*Instructions to follow*
Read the material below and tally how many lines hold the word "with", giving the number and nothing else.

-- start Source data --

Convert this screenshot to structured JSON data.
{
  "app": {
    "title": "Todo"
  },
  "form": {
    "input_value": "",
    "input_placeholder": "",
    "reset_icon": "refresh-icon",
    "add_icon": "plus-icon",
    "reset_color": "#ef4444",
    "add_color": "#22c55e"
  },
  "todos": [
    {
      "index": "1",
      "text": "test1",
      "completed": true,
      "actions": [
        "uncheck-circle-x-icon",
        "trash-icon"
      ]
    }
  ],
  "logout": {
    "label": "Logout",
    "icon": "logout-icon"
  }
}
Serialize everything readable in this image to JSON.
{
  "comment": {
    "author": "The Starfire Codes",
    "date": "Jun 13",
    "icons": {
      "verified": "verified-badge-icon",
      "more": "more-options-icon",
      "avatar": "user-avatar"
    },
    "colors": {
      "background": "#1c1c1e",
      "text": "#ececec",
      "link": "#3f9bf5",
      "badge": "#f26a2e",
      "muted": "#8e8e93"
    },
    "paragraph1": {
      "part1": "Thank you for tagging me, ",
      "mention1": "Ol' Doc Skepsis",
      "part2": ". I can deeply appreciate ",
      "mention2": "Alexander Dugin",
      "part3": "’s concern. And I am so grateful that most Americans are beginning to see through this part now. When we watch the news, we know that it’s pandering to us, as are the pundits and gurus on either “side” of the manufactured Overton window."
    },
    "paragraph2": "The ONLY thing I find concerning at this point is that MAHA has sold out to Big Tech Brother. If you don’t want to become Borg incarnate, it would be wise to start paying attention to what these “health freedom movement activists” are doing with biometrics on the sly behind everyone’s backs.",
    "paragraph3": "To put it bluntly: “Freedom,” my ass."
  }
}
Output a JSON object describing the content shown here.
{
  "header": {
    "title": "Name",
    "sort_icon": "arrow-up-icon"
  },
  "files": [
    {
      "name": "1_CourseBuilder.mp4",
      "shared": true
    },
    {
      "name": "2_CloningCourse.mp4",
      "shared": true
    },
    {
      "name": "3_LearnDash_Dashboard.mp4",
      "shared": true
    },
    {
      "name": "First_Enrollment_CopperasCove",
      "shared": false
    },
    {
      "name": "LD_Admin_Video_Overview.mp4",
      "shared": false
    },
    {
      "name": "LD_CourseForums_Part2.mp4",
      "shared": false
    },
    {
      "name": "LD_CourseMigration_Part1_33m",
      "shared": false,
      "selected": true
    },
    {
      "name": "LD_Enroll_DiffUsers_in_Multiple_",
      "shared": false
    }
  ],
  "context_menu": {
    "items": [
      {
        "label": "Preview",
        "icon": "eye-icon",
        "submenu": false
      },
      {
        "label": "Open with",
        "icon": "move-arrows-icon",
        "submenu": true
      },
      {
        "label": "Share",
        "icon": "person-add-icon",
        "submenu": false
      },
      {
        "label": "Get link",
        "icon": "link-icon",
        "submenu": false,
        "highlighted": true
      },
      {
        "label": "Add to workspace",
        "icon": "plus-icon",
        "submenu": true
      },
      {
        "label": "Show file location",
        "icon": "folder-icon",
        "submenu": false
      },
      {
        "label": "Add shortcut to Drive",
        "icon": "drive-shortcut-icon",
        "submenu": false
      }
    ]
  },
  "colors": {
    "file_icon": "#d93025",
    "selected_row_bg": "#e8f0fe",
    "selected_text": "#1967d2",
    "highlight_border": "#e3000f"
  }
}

-- end Source data --

*Expected answer*
2